▶ Job
Retype all of the listing exactly, passing over any picture you find.
━━ Data excerpts
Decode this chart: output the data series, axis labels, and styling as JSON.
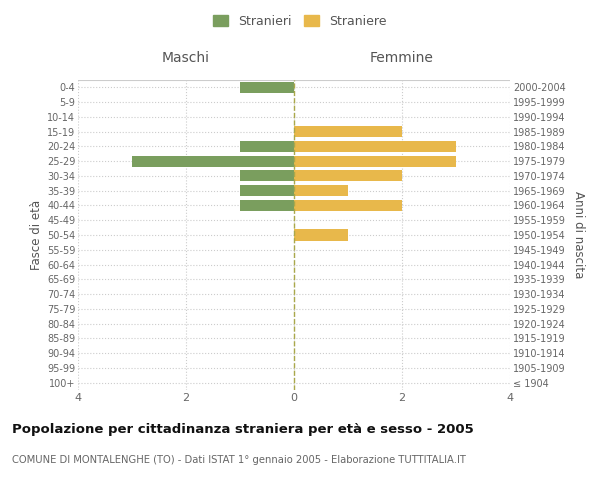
{
  "age_groups": [
    "100+",
    "95-99",
    "90-94",
    "85-89",
    "80-84",
    "75-79",
    "70-74",
    "65-69",
    "60-64",
    "55-59",
    "50-54",
    "45-49",
    "40-44",
    "35-39",
    "30-34",
    "25-29",
    "20-24",
    "15-19",
    "10-14",
    "5-9",
    "0-4"
  ],
  "birth_years": [
    "≤ 1904",
    "1905-1909",
    "1910-1914",
    "1915-1919",
    "1920-1924",
    "1925-1929",
    "1930-1934",
    "1935-1939",
    "1940-1944",
    "1945-1949",
    "1950-1954",
    "1955-1959",
    "1960-1964",
    "1965-1969",
    "1970-1974",
    "1975-1979",
    "1980-1984",
    "1985-1989",
    "1990-1994",
    "1995-1999",
    "2000-2004"
  ],
  "maschi": [
    0,
    0,
    0,
    0,
    0,
    0,
    0,
    0,
    0,
    0,
    0,
    0,
    1,
    1,
    1,
    3,
    1,
    0,
    0,
    0,
    1
  ],
  "femmine": [
    0,
    0,
    0,
    0,
    0,
    0,
    0,
    0,
    0,
    0,
    1,
    0,
    2,
    1,
    2,
    3,
    3,
    2,
    0,
    0,
    0
  ],
  "color_maschi": "#7a9e5e",
  "color_femmine": "#e8b84b",
  "xlim": 4,
  "title": "Popolazione per cittadinanza straniera per età e sesso - 2005",
  "subtitle": "COMUNE DI MONTALENGHE (TO) - Dati ISTAT 1° gennaio 2005 - Elaborazione TUTTITALIA.IT",
  "ylabel_left": "Fasce di età",
  "ylabel_right": "Anni di nascita",
  "legend_maschi": "Stranieri",
  "legend_femmine": "Straniere",
  "header_maschi": "Maschi",
  "header_femmine": "Femmine",
  "bg_color": "#ffffff",
  "grid_color": "#cccccc",
  "bar_height": 0.75
}
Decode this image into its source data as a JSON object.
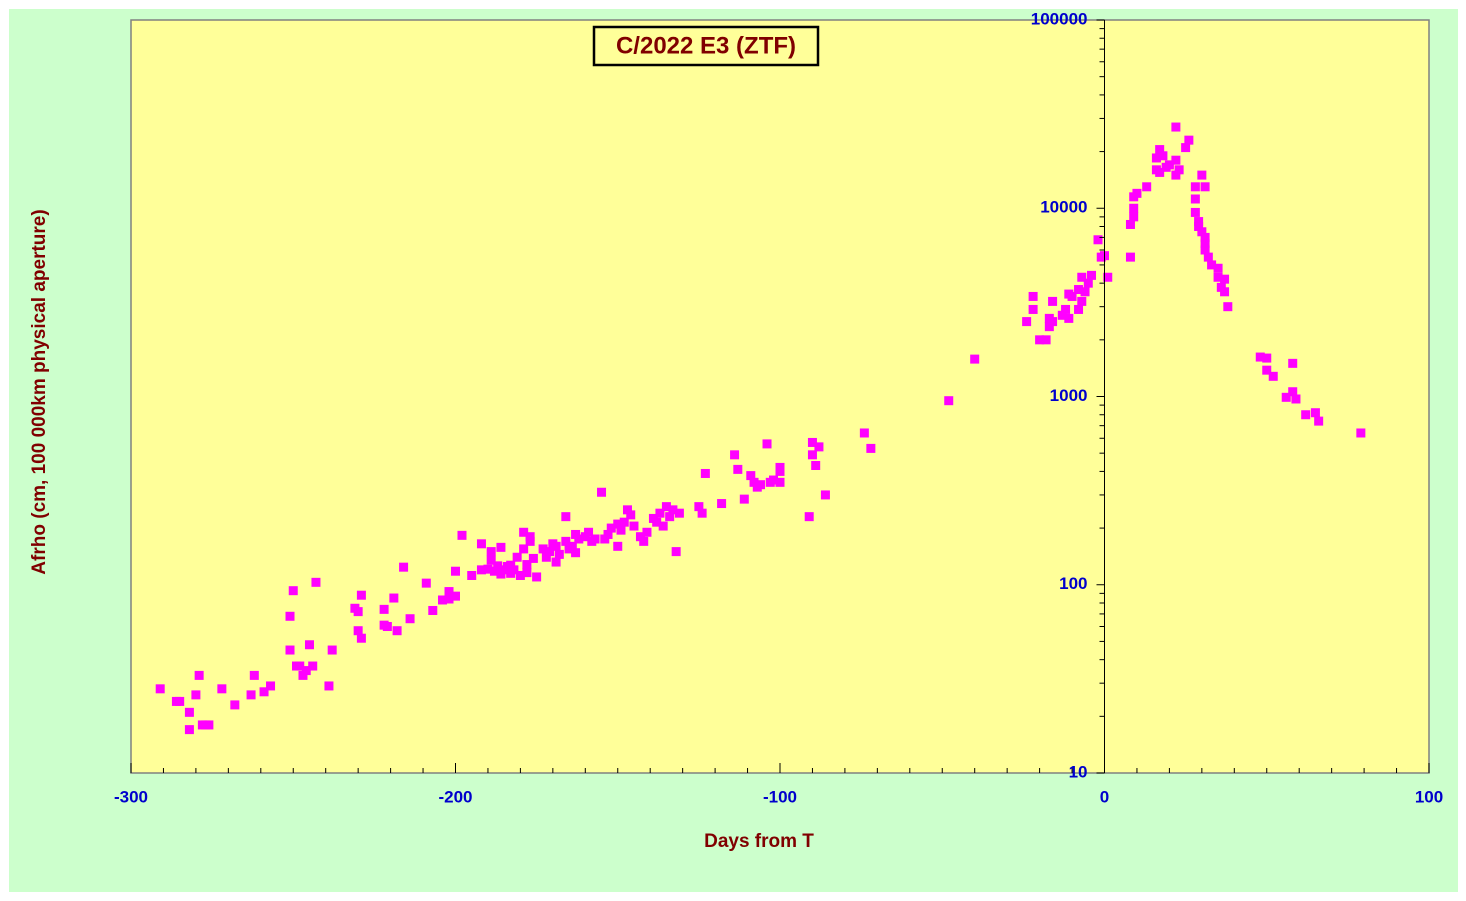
{
  "chart_data": {
    "type": "scatter",
    "title": "C/2022 E3 (ZTF)",
    "xlabel": "Days from T",
    "ylabel": "Afrho (cm, 100 000km physical aperture)",
    "color": "#ff00ff",
    "ylog": true,
    "xlim": [
      -300,
      100
    ],
    "xticks": [
      -300,
      -200,
      -100,
      0,
      100
    ],
    "ylim": [
      10,
      100000
    ],
    "yticks": [
      10,
      100,
      1000,
      10000,
      100000
    ],
    "x": [
      -291,
      -286,
      -285,
      -282,
      -282,
      -280,
      -279,
      -278,
      -277,
      -276,
      -272,
      -268,
      -263,
      -262,
      -259,
      -257,
      -251,
      -251,
      -250,
      -249,
      -248,
      -247,
      -246,
      -245,
      -244,
      -243,
      -239,
      -238,
      -231,
      -230,
      -230,
      -229,
      -229,
      -222,
      -222,
      -221,
      -219,
      -218,
      -216,
      -214,
      -209,
      -207,
      -204,
      -202,
      -202,
      -200,
      -200,
      -198,
      -195,
      -192,
      -192,
      -190,
      -189,
      -189,
      -188,
      -187,
      -186,
      -186,
      -185,
      -184,
      -183,
      -183,
      -182,
      -181,
      -180,
      -179,
      -179,
      -178,
      -178,
      -177,
      -177,
      -176,
      -175,
      -173,
      -172,
      -171,
      -170,
      -169,
      -169,
      -168,
      -166,
      -166,
      -165,
      -164,
      -163,
      -163,
      -162,
      -160,
      -159,
      -158,
      -157,
      -155,
      -154,
      -153,
      -152,
      -150,
      -150,
      -149,
      -148,
      -147,
      -146,
      -145,
      -143,
      -142,
      -141,
      -139,
      -138,
      -137,
      -136,
      -135,
      -134,
      -133,
      -132,
      -131,
      -125,
      -124,
      -123,
      -118,
      -114,
      -113,
      -111,
      -109,
      -108,
      -107,
      -106,
      -104,
      -103,
      -102,
      -100,
      -100,
      -100,
      -91,
      -90,
      -90,
      -89,
      -88,
      -86,
      -74,
      -72,
      -48,
      -40,
      -24,
      -22,
      -22,
      -20,
      -18,
      -17,
      -17,
      -16,
      -16,
      -13,
      -12,
      -11,
      -11,
      -10,
      -8,
      -8,
      -7,
      -7,
      -6,
      -5,
      -4,
      -2,
      -1,
      0,
      1,
      8,
      8,
      9,
      9,
      9,
      10,
      13,
      16,
      16,
      17,
      17,
      18,
      19,
      20,
      22,
      22,
      22,
      23,
      25,
      26,
      28,
      28,
      28,
      29,
      29,
      30,
      30,
      31,
      31,
      31,
      31,
      32,
      33,
      35,
      35,
      36,
      37,
      37,
      38,
      48,
      50,
      50,
      52,
      56,
      58,
      58,
      59,
      62,
      65,
      66,
      79
    ],
    "values": [
      28,
      24,
      24,
      21,
      17,
      26,
      33,
      18,
      18,
      18,
      28,
      23,
      26,
      33,
      27,
      29,
      68,
      45,
      93,
      37,
      37,
      33,
      35,
      48,
      37,
      103,
      29,
      45,
      75,
      57,
      72,
      52,
      88,
      74,
      61,
      60,
      85,
      57,
      124,
      66,
      102,
      73,
      83,
      92,
      84,
      87,
      118,
      183,
      112,
      120,
      165,
      121,
      135,
      150,
      118,
      126,
      114,
      158,
      120,
      125,
      127,
      115,
      120,
      140,
      112,
      155,
      190,
      116,
      128,
      170,
      180,
      138,
      110,
      155,
      140,
      150,
      165,
      160,
      132,
      145,
      230,
      170,
      155,
      160,
      148,
      185,
      175,
      180,
      190,
      170,
      175,
      310,
      175,
      185,
      200,
      160,
      210,
      195,
      215,
      250,
      235,
      205,
      180,
      170,
      190,
      225,
      215,
      240,
      205,
      260,
      230,
      250,
      150,
      240,
      260,
      240,
      390,
      270,
      490,
      410,
      285,
      380,
      350,
      330,
      340,
      560,
      350,
      360,
      420,
      400,
      350,
      230,
      570,
      490,
      430,
      540,
      300,
      640,
      530,
      950,
      1580,
      2500,
      3400,
      2900,
      2000,
      2000,
      2600,
      2350,
      2500,
      3200,
      2700,
      2900,
      2600,
      3500,
      3400,
      2900,
      3700,
      3200,
      4300,
      3600,
      4000,
      4400,
      6800,
      5500,
      5600,
      4300,
      5500,
      8200,
      9000,
      10000,
      11500,
      12000,
      13000,
      16000,
      18500,
      20500,
      15500,
      19000,
      16500,
      17000,
      18000,
      15000,
      27000,
      16000,
      21000,
      23000,
      13000,
      11200,
      9500,
      8500,
      8000,
      15000,
      7500,
      13000,
      7000,
      6500,
      6000,
      5500,
      5000,
      4800,
      4300,
      3800,
      4200,
      3600,
      3000,
      1620,
      1600,
      1380,
      1280,
      990,
      1500,
      1060,
      970,
      800,
      820,
      740,
      640
    ]
  }
}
━━━━
▶ Answer below
Decode this chart: output the data series, axis labels, and styling as JSON.
{
  "age_groups": [
    "100+",
    "95-99",
    "90-94",
    "85-89",
    "80-84",
    "75-79",
    "70-74",
    "65-69",
    "60-64",
    "55-59",
    "50-54",
    "45-49",
    "40-44",
    "35-39",
    "30-34",
    "25-29",
    "20-24",
    "15-19",
    "10-14",
    "5-9",
    "0-4"
  ],
  "birth_years": [
    "≤ 1904",
    "1905-1909",
    "1910-1914",
    "1915-1919",
    "1920-1924",
    "1925-1929",
    "1930-1934",
    "1935-1939",
    "1940-1944",
    "1945-1949",
    "1950-1954",
    "1955-1959",
    "1960-1964",
    "1965-1969",
    "1970-1974",
    "1975-1979",
    "1980-1984",
    "1985-1989",
    "1990-1994",
    "1995-1999",
    "2000-2004"
  ],
  "maschi": [
    0,
    0,
    0,
    0,
    0,
    0,
    0,
    0,
    0,
    0,
    0,
    0,
    1,
    1,
    1,
    3,
    1,
    0,
    0,
    0,
    1
  ],
  "femmine": [
    0,
    0,
    0,
    0,
    0,
    0,
    0,
    0,
    0,
    0,
    1,
    0,
    2,
    1,
    2,
    3,
    3,
    2,
    0,
    0,
    0
  ],
  "color_maschi": "#7a9e5e",
  "color_femmine": "#e8b84b",
  "xlim": 4,
  "title": "Popolazione per cittadinanza straniera per età e sesso - 2005",
  "subtitle": "COMUNE DI MONTALENGHE (TO) - Dati ISTAT 1° gennaio 2005 - Elaborazione TUTTITALIA.IT",
  "ylabel_left": "Fasce di età",
  "ylabel_right": "Anni di nascita",
  "legend_maschi": "Stranieri",
  "legend_femmine": "Straniere",
  "header_maschi": "Maschi",
  "header_femmine": "Femmine",
  "bg_color": "#ffffff",
  "grid_color": "#cccccc",
  "bar_height": 0.75
}
Decode this image into its source data as a JSON object.
{
  "chart_data": {
    "type": "scatter",
    "title": "C/2022 E3 (ZTF)",
    "xlabel": "Days from T",
    "ylabel": "Afrho (cm, 100 000km physical aperture)",
    "color": "#ff00ff",
    "ylog": true,
    "xlim": [
      -300,
      100
    ],
    "xticks": [
      -300,
      -200,
      -100,
      0,
      100
    ],
    "ylim": [
      10,
      100000
    ],
    "yticks": [
      10,
      100,
      1000,
      10000,
      100000
    ],
    "x": [
      -291,
      -286,
      -285,
      -282,
      -282,
      -280,
      -279,
      -278,
      -277,
      -276,
      -272,
      -268,
      -263,
      -262,
      -259,
      -257,
      -251,
      -251,
      -250,
      -249,
      -248,
      -247,
      -246,
      -245,
      -244,
      -243,
      -239,
      -238,
      -231,
      -230,
      -230,
      -229,
      -229,
      -222,
      -222,
      -221,
      -219,
      -218,
      -216,
      -214,
      -209,
      -207,
      -204,
      -202,
      -202,
      -200,
      -200,
      -198,
      -195,
      -192,
      -192,
      -190,
      -189,
      -189,
      -188,
      -187,
      -186,
      -186,
      -185,
      -184,
      -183,
      -183,
      -182,
      -181,
      -180,
      -179,
      -179,
      -178,
      -178,
      -177,
      -177,
      -176,
      -175,
      -173,
      -172,
      -171,
      -170,
      -169,
      -169,
      -168,
      -166,
      -166,
      -165,
      -164,
      -163,
      -163,
      -162,
      -160,
      -159,
      -158,
      -157,
      -155,
      -154,
      -153,
      -152,
      -150,
      -150,
      -149,
      -148,
      -147,
      -146,
      -145,
      -143,
      -142,
      -141,
      -139,
      -138,
      -137,
      -136,
      -135,
      -134,
      -133,
      -132,
      -131,
      -125,
      -124,
      -123,
      -118,
      -114,
      -113,
      -111,
      -109,
      -108,
      -107,
      -106,
      -104,
      -103,
      -102,
      -100,
      -100,
      -100,
      -91,
      -90,
      -90,
      -89,
      -88,
      -86,
      -74,
      -72,
      -48,
      -40,
      -24,
      -22,
      -22,
      -20,
      -18,
      -17,
      -17,
      -16,
      -16,
      -13,
      -12,
      -11,
      -11,
      -10,
      -8,
      -8,
      -7,
      -7,
      -6,
      -5,
      -4,
      -2,
      -1,
      0,
      1,
      8,
      8,
      9,
      9,
      9,
      10,
      13,
      16,
      16,
      17,
      17,
      18,
      19,
      20,
      22,
      22,
      22,
      23,
      25,
      26,
      28,
      28,
      28,
      29,
      29,
      30,
      30,
      31,
      31,
      31,
      31,
      32,
      33,
      35,
      35,
      36,
      37,
      37,
      38,
      48,
      50,
      50,
      52,
      56,
      58,
      58,
      59,
      62,
      65,
      66,
      79
    ],
    "values": [
      28,
      24,
      24,
      21,
      17,
      26,
      33,
      18,
      18,
      18,
      28,
      23,
      26,
      33,
      27,
      29,
      68,
      45,
      93,
      37,
      37,
      33,
      35,
      48,
      37,
      103,
      29,
      45,
      75,
      57,
      72,
      52,
      88,
      74,
      61,
      60,
      85,
      57,
      124,
      66,
      102,
      73,
      83,
      92,
      84,
      87,
      118,
      183,
      112,
      120,
      165,
      121,
      135,
      150,
      118,
      126,
      114,
      158,
      120,
      125,
      127,
      115,
      120,
      140,
      112,
      155,
      190,
      116,
      128,
      170,
      180,
      138,
      110,
      155,
      140,
      150,
      165,
      160,
      132,
      145,
      230,
      170,
      155,
      160,
      148,
      185,
      175,
      180,
      190,
      170,
      175,
      310,
      175,
      185,
      200,
      160,
      210,
      195,
      215,
      250,
      235,
      205,
      180,
      170,
      190,
      225,
      215,
      240,
      205,
      260,
      230,
      250,
      150,
      240,
      260,
      240,
      390,
      270,
      490,
      410,
      285,
      380,
      350,
      330,
      340,
      560,
      350,
      360,
      420,
      400,
      350,
      230,
      570,
      490,
      430,
      540,
      300,
      640,
      530,
      950,
      1580,
      2500,
      3400,
      2900,
      2000,
      2000,
      2600,
      2350,
      2500,
      3200,
      2700,
      2900,
      2600,
      3500,
      3400,
      2900,
      3700,
      3200,
      4300,
      3600,
      4000,
      4400,
      6800,
      5500,
      5600,
      4300,
      5500,
      8200,
      9000,
      10000,
      11500,
      12000,
      13000,
      16000,
      18500,
      20500,
      15500,
      19000,
      16500,
      17000,
      18000,
      15000,
      27000,
      16000,
      21000,
      23000,
      13000,
      11200,
      9500,
      8500,
      8000,
      15000,
      7500,
      13000,
      7000,
      6500,
      6000,
      5500,
      5000,
      4800,
      4300,
      3800,
      4200,
      3600,
      3000,
      1620,
      1600,
      1380,
      1280,
      990,
      1500,
      1060,
      970,
      800,
      820,
      740,
      640
    ]
  }
}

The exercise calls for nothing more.